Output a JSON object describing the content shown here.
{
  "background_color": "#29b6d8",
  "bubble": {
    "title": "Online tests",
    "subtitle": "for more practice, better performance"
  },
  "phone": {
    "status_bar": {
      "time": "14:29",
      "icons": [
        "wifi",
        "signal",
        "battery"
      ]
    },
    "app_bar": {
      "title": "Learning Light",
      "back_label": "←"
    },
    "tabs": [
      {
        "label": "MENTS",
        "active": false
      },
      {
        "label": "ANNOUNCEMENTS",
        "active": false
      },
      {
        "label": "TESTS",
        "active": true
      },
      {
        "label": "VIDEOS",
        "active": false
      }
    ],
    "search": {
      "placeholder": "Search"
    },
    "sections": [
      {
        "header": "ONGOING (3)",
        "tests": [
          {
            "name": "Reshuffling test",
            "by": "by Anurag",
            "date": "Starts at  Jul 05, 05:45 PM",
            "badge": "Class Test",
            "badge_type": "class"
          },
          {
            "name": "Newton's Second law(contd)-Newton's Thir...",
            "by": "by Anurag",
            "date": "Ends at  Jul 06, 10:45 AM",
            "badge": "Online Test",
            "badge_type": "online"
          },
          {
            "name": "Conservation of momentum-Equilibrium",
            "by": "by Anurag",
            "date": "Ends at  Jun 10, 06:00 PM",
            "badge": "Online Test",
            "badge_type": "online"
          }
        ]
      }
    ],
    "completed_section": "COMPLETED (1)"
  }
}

^^^^^^^^^^^^^^^^

# [SHORT EXERCISE]
Go through the listing above and pull out each line containing the word "date".

# [ANSWER TO THE TASK]
            "date": "Starts at  Jul 05, 05:45 PM",
            "date": "Ends at  Jul 06, 10:45 AM",
            "date": "Ends at  Jun 10, 06:00 PM",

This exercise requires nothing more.